### Provided data
==*==

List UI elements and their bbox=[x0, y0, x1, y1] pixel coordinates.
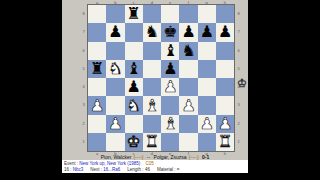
square-b3[interactable] bbox=[106, 96, 124, 114]
piece-white-pawn-b2: ♟ bbox=[108, 116, 122, 132]
piece-white-king-c1: ♚ bbox=[127, 134, 141, 150]
square-a8[interactable] bbox=[88, 5, 106, 23]
piece-black-pawn-h7: ♟ bbox=[218, 24, 232, 40]
square-b5[interactable]: ♞ bbox=[106, 60, 124, 78]
square-a4[interactable] bbox=[88, 78, 106, 96]
material-label: Material : bbox=[157, 167, 176, 172]
white-player-elo: (----) bbox=[133, 154, 143, 160]
game-result: 0-1 bbox=[202, 154, 209, 160]
event-link[interactable]: New York op, New York (1985) bbox=[79, 161, 140, 166]
piece-white-knight-b5: ♞ bbox=[108, 61, 122, 77]
square-h2[interactable]: ♟ bbox=[216, 115, 234, 133]
piece-white-bishop-d3: ♝ bbox=[145, 98, 159, 114]
players-separator: -- bbox=[147, 154, 150, 160]
square-e2[interactable]: ♝ bbox=[161, 115, 179, 133]
square-c2[interactable] bbox=[125, 115, 143, 133]
rank-labels-left: 87654321 bbox=[81, 5, 86, 151]
coord-label-5: 5 bbox=[236, 60, 241, 78]
square-h4[interactable] bbox=[216, 78, 234, 96]
square-a5[interactable]: ♜ bbox=[88, 60, 106, 78]
square-a2[interactable] bbox=[88, 115, 106, 133]
black-player-elo: (----) bbox=[189, 154, 199, 160]
square-h3[interactable] bbox=[216, 96, 234, 114]
coord-label-1: 1 bbox=[236, 133, 241, 151]
side-to-move-white-king-icon: ♔ bbox=[237, 78, 247, 90]
square-e3[interactable] bbox=[161, 96, 179, 114]
square-d6[interactable] bbox=[143, 42, 161, 60]
coord-label-8: 8 bbox=[81, 5, 86, 23]
square-d5[interactable] bbox=[143, 60, 161, 78]
square-c1[interactable]: ♚ bbox=[125, 133, 143, 151]
square-f6[interactable]: ♞ bbox=[179, 42, 197, 60]
square-d3[interactable]: ♝ bbox=[143, 96, 161, 114]
video-frame: { "game": "chess", "position": "2r5/1p1n… bbox=[0, 0, 320, 180]
length-label: Length : bbox=[127, 167, 143, 172]
square-a1[interactable] bbox=[88, 133, 106, 151]
square-e4[interactable]: ♟ bbox=[161, 78, 179, 96]
piece-white-pawn-a3: ♟ bbox=[90, 98, 104, 114]
material-value: = bbox=[177, 167, 180, 172]
coord-label-1: 1 bbox=[81, 133, 86, 151]
piece-black-bishop-e6: ♝ bbox=[163, 43, 177, 59]
piece-black-knight-f6: ♞ bbox=[181, 43, 195, 59]
square-a6[interactable] bbox=[88, 42, 106, 60]
square-d7[interactable]: ♞ bbox=[143, 23, 161, 41]
square-e6[interactable]: ♝ bbox=[161, 42, 179, 60]
piece-black-pawn-e5: ♟ bbox=[163, 61, 177, 77]
piece-black-bishop-c5: ♝ bbox=[127, 61, 141, 77]
square-e1[interactable] bbox=[161, 133, 179, 151]
square-h7[interactable]: ♟ bbox=[216, 23, 234, 41]
square-c8[interactable]: ♜ bbox=[125, 5, 143, 23]
coord-label-2: 2 bbox=[81, 115, 86, 133]
piece-white-rook-h1: ♜ bbox=[218, 134, 232, 150]
square-g2[interactable]: ♟ bbox=[198, 115, 216, 133]
move-value: Nbc3 bbox=[73, 167, 84, 172]
square-h5[interactable] bbox=[216, 60, 234, 78]
move-number-label: 16 : bbox=[64, 167, 72, 172]
piece-black-king-e7: ♚ bbox=[163, 24, 177, 40]
piece-white-pawn-f3: ♟ bbox=[181, 98, 195, 114]
coord-label-6: 6 bbox=[81, 42, 86, 60]
piece-white-bishop-e2: ♝ bbox=[163, 116, 177, 132]
square-c6[interactable] bbox=[125, 42, 143, 60]
square-g8[interactable] bbox=[198, 5, 216, 23]
square-e8[interactable] bbox=[161, 5, 179, 23]
piece-black-knight-d7: ♞ bbox=[145, 24, 159, 40]
square-b1[interactable] bbox=[106, 133, 124, 151]
piece-black-pawn-c4: ♟ bbox=[127, 79, 141, 95]
square-a7[interactable] bbox=[88, 23, 106, 41]
next-move-label: Next : bbox=[90, 167, 102, 172]
square-g4[interactable] bbox=[198, 78, 216, 96]
coord-label-6: 6 bbox=[236, 42, 241, 60]
coord-label-3: 3 bbox=[81, 96, 86, 114]
eco-code: C05 bbox=[146, 161, 154, 166]
next-move-value: 16...Ra6 bbox=[103, 167, 120, 172]
square-c3[interactable]: ♞ bbox=[125, 96, 143, 114]
square-f4[interactable] bbox=[179, 78, 197, 96]
piece-black-pawn-b7: ♟ bbox=[108, 24, 122, 40]
square-f1[interactable] bbox=[179, 133, 197, 151]
piece-white-rook-d1: ♜ bbox=[145, 134, 159, 150]
square-b2[interactable]: ♟ bbox=[106, 115, 124, 133]
game-header: Pion, Walcker(----) -- Polgar, Zsuzsa(--… bbox=[62, 155, 248, 160]
square-d8[interactable] bbox=[143, 5, 161, 23]
square-e5[interactable]: ♟ bbox=[161, 60, 179, 78]
black-player-name: Polgar, Zsuzsa bbox=[154, 154, 187, 160]
square-c5[interactable]: ♝ bbox=[125, 60, 143, 78]
piece-black-rook-c8: ♜ bbox=[127, 6, 141, 22]
white-player-name: Pion, Walcker bbox=[101, 154, 132, 160]
square-g5[interactable] bbox=[198, 60, 216, 78]
event-label: Event : bbox=[64, 161, 78, 166]
piece-white-knight-c3: ♞ bbox=[127, 98, 141, 114]
square-h8[interactable] bbox=[216, 5, 234, 23]
square-c7[interactable] bbox=[125, 23, 143, 41]
square-c4[interactable]: ♟ bbox=[125, 78, 143, 96]
square-h1[interactable]: ♜ bbox=[216, 133, 234, 151]
piece-white-pawn-g2: ♟ bbox=[200, 116, 214, 132]
square-b4[interactable] bbox=[106, 78, 124, 96]
coord-label-2: 2 bbox=[236, 115, 241, 133]
game-info-panel: Event : New York op, New York (1985) C05… bbox=[62, 160, 248, 173]
square-h6[interactable] bbox=[216, 42, 234, 60]
coord-label-3: 3 bbox=[236, 96, 241, 114]
square-g1[interactable] bbox=[198, 133, 216, 151]
square-f8[interactable] bbox=[179, 5, 197, 23]
square-b6[interactable] bbox=[106, 42, 124, 60]
square-f3[interactable]: ♟ bbox=[179, 96, 197, 114]
square-f7[interactable]: ♟ bbox=[179, 23, 197, 41]
square-d1[interactable]: ♜ bbox=[143, 133, 161, 151]
square-d4[interactable] bbox=[143, 78, 161, 96]
coord-label-4: 4 bbox=[81, 78, 86, 96]
piece-black-pawn-f7: ♟ bbox=[181, 24, 195, 40]
square-b8[interactable] bbox=[106, 5, 124, 23]
square-g3[interactable] bbox=[198, 96, 216, 114]
coord-label-8: 8 bbox=[236, 5, 241, 23]
piece-white-pawn-h2: ♟ bbox=[218, 116, 232, 132]
square-b7[interactable]: ♟ bbox=[106, 23, 124, 41]
square-e7[interactable]: ♚ bbox=[161, 23, 179, 41]
square-d2[interactable] bbox=[143, 115, 161, 133]
length-value: 46 bbox=[145, 167, 150, 172]
piece-black-pawn-g7: ♟ bbox=[200, 24, 214, 40]
piece-black-rook-a5: ♜ bbox=[90, 61, 104, 77]
coord-label-7: 7 bbox=[236, 23, 241, 41]
square-a3[interactable]: ♟ bbox=[88, 96, 106, 114]
coord-label-7: 7 bbox=[81, 23, 86, 41]
move-row: 16 : Nbc3 Next : 16...Ra6 Length : 46 Ma… bbox=[64, 167, 248, 173]
chess-board[interactable]: ♜♟♞♚♟♟♟♝♞♜♞♝♟♟♟♟♞♝♟♟♝♟♟♚♜♜ bbox=[87, 4, 235, 152]
square-f5[interactable] bbox=[179, 60, 197, 78]
piece-white-pawn-e4: ♟ bbox=[163, 79, 177, 95]
square-g7[interactable]: ♟ bbox=[198, 23, 216, 41]
coord-label-5: 5 bbox=[81, 60, 86, 78]
square-f2[interactable] bbox=[179, 115, 197, 133]
square-g6[interactable] bbox=[198, 42, 216, 60]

==*==

### Task to complete
Retype the listing lines from the one with "square-b3[interactable] bbox=[106, 96, 124, 114]" to the one with "piece-white-knight-b5: ♞ bbox=[108, 61, 122, 77]", both included, with no changes.

### Finished answer
square-b3[interactable] bbox=[106, 96, 124, 114]
piece-white-pawn-b2: ♟ bbox=[108, 116, 122, 132]
piece-white-king-c1: ♚ bbox=[127, 134, 141, 150]
square-a8[interactable] bbox=[88, 5, 106, 23]
piece-black-pawn-h7: ♟ bbox=[218, 24, 232, 40]
square-b5[interactable]: ♞ bbox=[106, 60, 124, 78]
square-a4[interactable] bbox=[88, 78, 106, 96]
material-label: Material : bbox=[157, 167, 176, 172]
white-player-elo: (----) bbox=[133, 154, 143, 160]
game-result: 0-1 bbox=[202, 154, 209, 160]
event-link[interactable]: New York op, New York (1985) bbox=[79, 161, 140, 166]
piece-white-knight-b5: ♞ bbox=[108, 61, 122, 77]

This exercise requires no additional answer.